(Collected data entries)
================

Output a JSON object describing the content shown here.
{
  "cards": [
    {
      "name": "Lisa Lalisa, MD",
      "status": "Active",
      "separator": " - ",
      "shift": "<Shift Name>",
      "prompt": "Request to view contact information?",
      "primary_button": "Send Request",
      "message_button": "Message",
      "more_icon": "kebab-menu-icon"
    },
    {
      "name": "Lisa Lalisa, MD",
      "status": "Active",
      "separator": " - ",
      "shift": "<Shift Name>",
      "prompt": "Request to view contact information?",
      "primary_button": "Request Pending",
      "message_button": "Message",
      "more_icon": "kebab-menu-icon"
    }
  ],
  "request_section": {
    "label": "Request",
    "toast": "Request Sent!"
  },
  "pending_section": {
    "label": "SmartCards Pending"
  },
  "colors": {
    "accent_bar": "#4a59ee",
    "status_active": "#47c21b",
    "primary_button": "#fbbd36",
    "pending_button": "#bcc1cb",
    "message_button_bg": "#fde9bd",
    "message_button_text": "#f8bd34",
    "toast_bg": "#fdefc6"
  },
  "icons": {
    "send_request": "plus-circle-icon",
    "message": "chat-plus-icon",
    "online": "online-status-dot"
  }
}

================

*Problem description:* Return each entry from the material above exactly as it appears.

*Full answer:*
Output a JSON object describing the content shown here.
{
  "cards": [
    {
      "name": "Lisa Lalisa, MD",
      "status": "Active",
      "separator": " - ",
      "shift": "<Shift Name>",
      "prompt": "Request to view contact information?",
      "primary_button": "Send Request",
      "message_button": "Message",
      "more_icon": "kebab-menu-icon"
    },
    {
      "name": "Lisa Lalisa, MD",
      "status": "Active",
      "separator": " - ",
      "shift": "<Shift Name>",
      "prompt": "Request to view contact information?",
      "primary_button": "Request Pending",
      "message_button": "Message",
      "more_icon": "kebab-menu-icon"
    }
  ],
  "request_section": {
    "label": "Request",
    "toast": "Request Sent!"
  },
  "pending_section": {
    "label": "SmartCards Pending"
  },
  "colors": {
    "accent_bar": "#4a59ee",
    "status_active": "#47c21b",
    "primary_button": "#fbbd36",
    "pending_button": "#bcc1cb",
    "message_button_bg": "#fde9bd",
    "message_button_text": "#f8bd34",
    "toast_bg": "#fdefc6"
  },
  "icons": {
    "send_request": "plus-circle-icon",
    "message": "chat-plus-icon",
    "online": "online-status-dot"
  }
}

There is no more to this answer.